The entries below should be transcribed in their entirety, exactly as written.

= = = = =

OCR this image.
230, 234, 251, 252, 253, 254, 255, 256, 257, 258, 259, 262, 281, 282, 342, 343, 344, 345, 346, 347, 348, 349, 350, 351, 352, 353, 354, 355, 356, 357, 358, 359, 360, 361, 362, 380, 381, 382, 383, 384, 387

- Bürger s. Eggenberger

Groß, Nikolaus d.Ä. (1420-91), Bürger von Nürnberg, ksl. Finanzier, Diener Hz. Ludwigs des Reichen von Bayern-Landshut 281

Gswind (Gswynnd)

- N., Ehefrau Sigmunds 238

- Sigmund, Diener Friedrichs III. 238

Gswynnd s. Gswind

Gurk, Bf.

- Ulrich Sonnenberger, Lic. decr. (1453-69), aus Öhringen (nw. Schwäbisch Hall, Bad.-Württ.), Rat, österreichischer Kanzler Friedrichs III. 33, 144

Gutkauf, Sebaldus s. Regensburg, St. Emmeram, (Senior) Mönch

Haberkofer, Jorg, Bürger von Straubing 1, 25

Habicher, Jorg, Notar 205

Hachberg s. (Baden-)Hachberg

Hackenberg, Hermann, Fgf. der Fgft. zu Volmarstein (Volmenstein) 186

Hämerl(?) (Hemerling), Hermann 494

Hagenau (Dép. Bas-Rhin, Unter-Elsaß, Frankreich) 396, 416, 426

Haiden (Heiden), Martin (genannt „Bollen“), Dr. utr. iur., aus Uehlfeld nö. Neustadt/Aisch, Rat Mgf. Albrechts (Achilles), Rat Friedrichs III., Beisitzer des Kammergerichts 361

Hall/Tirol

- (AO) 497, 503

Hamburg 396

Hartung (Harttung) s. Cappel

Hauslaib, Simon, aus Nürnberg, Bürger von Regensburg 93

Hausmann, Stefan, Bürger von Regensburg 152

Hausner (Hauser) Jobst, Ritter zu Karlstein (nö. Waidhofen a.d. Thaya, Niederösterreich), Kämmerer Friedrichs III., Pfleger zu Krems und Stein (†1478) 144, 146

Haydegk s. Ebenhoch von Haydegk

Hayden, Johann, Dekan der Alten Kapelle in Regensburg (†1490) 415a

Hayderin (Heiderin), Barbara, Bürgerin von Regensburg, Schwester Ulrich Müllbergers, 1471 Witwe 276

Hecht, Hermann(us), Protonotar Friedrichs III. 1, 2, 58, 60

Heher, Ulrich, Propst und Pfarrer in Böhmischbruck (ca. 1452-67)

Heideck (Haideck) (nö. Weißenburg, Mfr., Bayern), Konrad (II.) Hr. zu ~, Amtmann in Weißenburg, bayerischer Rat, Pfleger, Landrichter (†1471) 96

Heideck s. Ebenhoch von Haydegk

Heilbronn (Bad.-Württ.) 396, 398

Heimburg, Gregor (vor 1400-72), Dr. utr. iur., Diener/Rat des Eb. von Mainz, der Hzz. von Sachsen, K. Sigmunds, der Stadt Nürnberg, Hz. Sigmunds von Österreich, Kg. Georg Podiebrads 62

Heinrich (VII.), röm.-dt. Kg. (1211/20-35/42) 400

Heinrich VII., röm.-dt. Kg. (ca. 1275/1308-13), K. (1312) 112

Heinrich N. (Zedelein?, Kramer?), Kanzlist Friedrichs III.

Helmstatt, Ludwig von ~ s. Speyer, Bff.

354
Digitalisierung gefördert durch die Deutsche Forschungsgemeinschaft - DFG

= = = = =

Answer for the task =>
OCR this image.
230, 234, 251, 252, 253, 254, 255, 256, 257, 258, 259, 262, 281, 282, 342, 343, 344, 345, 346, 347, 348, 349, 350, 351, 352, 353, 354, 355, 356, 357, 358, 359, 360, 361, 362, 380, 381, 382, 383, 384, 387

- Bürger s. Eggenberger

Groß, Nikolaus d.Ä. (1420-91), Bürger von Nürnberg, ksl. Finanzier, Diener Hz. Ludwigs des Reichen von Bayern-Landshut 281

Gswind (Gswynnd)

- N., Ehefrau Sigmunds 238

- Sigmund, Diener Friedrichs III. 238

Gswynnd s. Gswind

Gurk, Bf.

- Ulrich Sonnenberger, Lic. decr. (1453-69), aus Öhringen (nw. Schwäbisch Hall, Bad.-Württ.), Rat, österreichischer Kanzler Friedrichs III. 33, 144

Gutkauf, Sebaldus s. Regensburg, St. Emmeram, (Senior) Mönch

Haberkofer, Jorg, Bürger von Straubing 1, 25

Habicher, Jorg, Notar 205

Hachberg s. (Baden-)Hachberg

Hackenberg, Hermann, Fgf. der Fgft. zu Volmarstein (Volmenstein) 186

Hämerl(?) (Hemerling), Hermann 494

Hagenau (Dép. Bas-Rhin, Unter-Elsaß, Frankreich) 396, 416, 426

Haiden (Heiden), Martin (genannt „Bollen“), Dr. utr. iur., aus Uehlfeld nö. Neustadt/Aisch, Rat Mgf. Albrechts (Achilles), Rat Friedrichs III., Beisitzer des Kammergerichts 361

Hall/Tirol

- (AO) 497, 503

Hamburg 396

Hartung (Harttung) s. Cappel

Hauslaib, Simon, aus Nürnberg, Bürger von Regensburg 93

Hausmann, Stefan, Bürger von Regensburg 152

Hausner (Hauser) Jobst, Ritter zu Karlstein (nö. Waidhofen a.d. Thaya, Niederösterreich), Kämmerer Friedrichs III., Pfleger zu Krems und Stein (†1478) 144, 146

Haydegk s. Ebenhoch von Haydegk

Hayden, Johann, Dekan der Alten Kapelle in Regensburg (†1490) 415a

Hayderin (Heiderin), Barbara, Bürgerin von Regensburg, Schwester Ulrich Müllbergers, 1471 Witwe 276

Hecht, Hermann(us), Protonotar Friedrichs III. 1, 2, 58, 60

Heher, Ulrich, Propst und Pfarrer in Böhmischbruck (ca. 1452-67)

Heideck (Haideck) (nö. Weißenburg, Mfr., Bayern), Konrad (II.) Hr. zu ~, Amtmann in Weißenburg, bayerischer Rat, Pfleger, Landrichter (†1471) 96

Heideck s. Ebenhoch von Haydegk

Heilbronn (Bad.-Württ.) 396, 398

Heimburg, Gregor (vor 1400-72), Dr. utr. iur., Diener/Rat des Eb. von Mainz, der Hzz. von Sachsen, K. Sigmunds, der Stadt Nürnberg, Hz. Sigmunds von Österreich, Kg. Georg Podiebrads 62

Heinrich (VII.), röm.-dt. Kg. (1211/20-35/42) 400

Heinrich VII., röm.-dt. Kg. (ca. 1275/1308-13), K. (1312) 112

Heinrich N. (Zedelein?, Kramer?), Kanzlist Friedrichs III.

Helmstatt, Ludwig von ~ s. Speyer, Bff.

354
Digitalisierung gefördert durch die Deutsche Forschungsgemeinschaft - DFG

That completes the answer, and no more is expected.